▶ [Exercise aim]:
Copy each of the following entries word for word, keeping every line unchanged.

▶ [Material for this task]:
[START]
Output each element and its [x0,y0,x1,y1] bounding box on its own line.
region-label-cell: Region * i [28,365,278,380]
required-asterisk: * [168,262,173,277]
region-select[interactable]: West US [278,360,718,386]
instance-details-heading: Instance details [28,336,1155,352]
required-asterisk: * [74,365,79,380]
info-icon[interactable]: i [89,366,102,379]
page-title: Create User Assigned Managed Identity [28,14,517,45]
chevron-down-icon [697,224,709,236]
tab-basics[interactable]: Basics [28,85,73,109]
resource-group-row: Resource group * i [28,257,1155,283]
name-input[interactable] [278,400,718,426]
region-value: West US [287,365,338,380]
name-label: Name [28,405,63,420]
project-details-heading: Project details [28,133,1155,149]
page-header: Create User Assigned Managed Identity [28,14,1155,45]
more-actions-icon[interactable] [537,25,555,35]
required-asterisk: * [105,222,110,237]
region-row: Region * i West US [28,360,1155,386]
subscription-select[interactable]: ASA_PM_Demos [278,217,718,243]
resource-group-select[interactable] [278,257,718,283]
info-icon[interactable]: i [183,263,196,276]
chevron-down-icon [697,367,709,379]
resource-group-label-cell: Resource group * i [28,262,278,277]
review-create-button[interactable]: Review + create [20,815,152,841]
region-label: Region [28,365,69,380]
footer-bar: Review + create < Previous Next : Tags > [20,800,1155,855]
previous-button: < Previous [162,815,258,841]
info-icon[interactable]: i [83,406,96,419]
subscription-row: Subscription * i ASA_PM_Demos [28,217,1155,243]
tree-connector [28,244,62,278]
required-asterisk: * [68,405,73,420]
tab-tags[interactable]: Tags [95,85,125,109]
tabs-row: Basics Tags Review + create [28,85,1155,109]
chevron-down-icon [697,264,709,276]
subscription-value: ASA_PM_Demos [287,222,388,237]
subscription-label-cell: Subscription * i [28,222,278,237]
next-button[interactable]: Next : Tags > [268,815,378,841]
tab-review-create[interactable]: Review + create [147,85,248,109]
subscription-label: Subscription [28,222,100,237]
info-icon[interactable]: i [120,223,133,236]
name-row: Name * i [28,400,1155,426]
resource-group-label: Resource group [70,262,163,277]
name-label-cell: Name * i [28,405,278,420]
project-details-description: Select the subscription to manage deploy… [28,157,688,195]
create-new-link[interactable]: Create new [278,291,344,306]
[END]
▶ [Output for this task]:
Output each element and its [x0,y0,x1,y1] bounding box on its own line.
region-label-cell: Region * i [28,365,278,380]
required-asterisk: * [168,262,173,277]
region-select[interactable]: West US [278,360,718,386]
instance-details-heading: Instance details [28,336,1155,352]
required-asterisk: * [74,365,79,380]
info-icon[interactable]: i [89,366,102,379]
page-title: Create User Assigned Managed Identity [28,14,517,45]
chevron-down-icon [697,224,709,236]
tab-basics[interactable]: Basics [28,85,73,109]
resource-group-row: Resource group * i [28,257,1155,283]
name-input[interactable] [278,400,718,426]
region-value: West US [287,365,338,380]
name-label: Name [28,405,63,420]
project-details-heading: Project details [28,133,1155,149]
page-header: Create User Assigned Managed Identity [28,14,1155,45]
more-actions-icon[interactable] [537,25,555,35]
required-asterisk: * [105,222,110,237]
region-row: Region * i West US [28,360,1155,386]
subscription-select[interactable]: ASA_PM_Demos [278,217,718,243]
resource-group-select[interactable] [278,257,718,283]
info-icon[interactable]: i [183,263,196,276]
chevron-down-icon [697,367,709,379]
resource-group-label-cell: Resource group * i [28,262,278,277]
review-create-button[interactable]: Review + create [20,815,152,841]
region-label: Region [28,365,69,380]
footer-bar: Review + create < Previous Next : Tags > [20,800,1155,855]
previous-button: < Previous [162,815,258,841]
info-icon[interactable]: i [83,406,96,419]
subscription-row: Subscription * i ASA_PM_Demos [28,217,1155,243]
tree-connector [28,244,62,278]
required-asterisk: * [68,405,73,420]
tab-tags[interactable]: Tags [95,85,125,109]
tabs-row: Basics Tags Review + create [28,85,1155,109]
chevron-down-icon [697,264,709,276]
subscription-value: ASA_PM_Demos [287,222,388,237]
subscription-label-cell: Subscription * i [28,222,278,237]
next-button[interactable]: Next : Tags > [268,815,378,841]
tab-review-create[interactable]: Review + create [147,85,248,109]
subscription-label: Subscription [28,222,100,237]
info-icon[interactable]: i [120,223,133,236]
name-row: Name * i [28,400,1155,426]
resource-group-label: Resource group [70,262,163,277]
name-label-cell: Name * i [28,405,278,420]
project-details-description: Select the subscription to manage deploy… [28,157,688,195]
create-new-link[interactable]: Create new [278,291,344,306]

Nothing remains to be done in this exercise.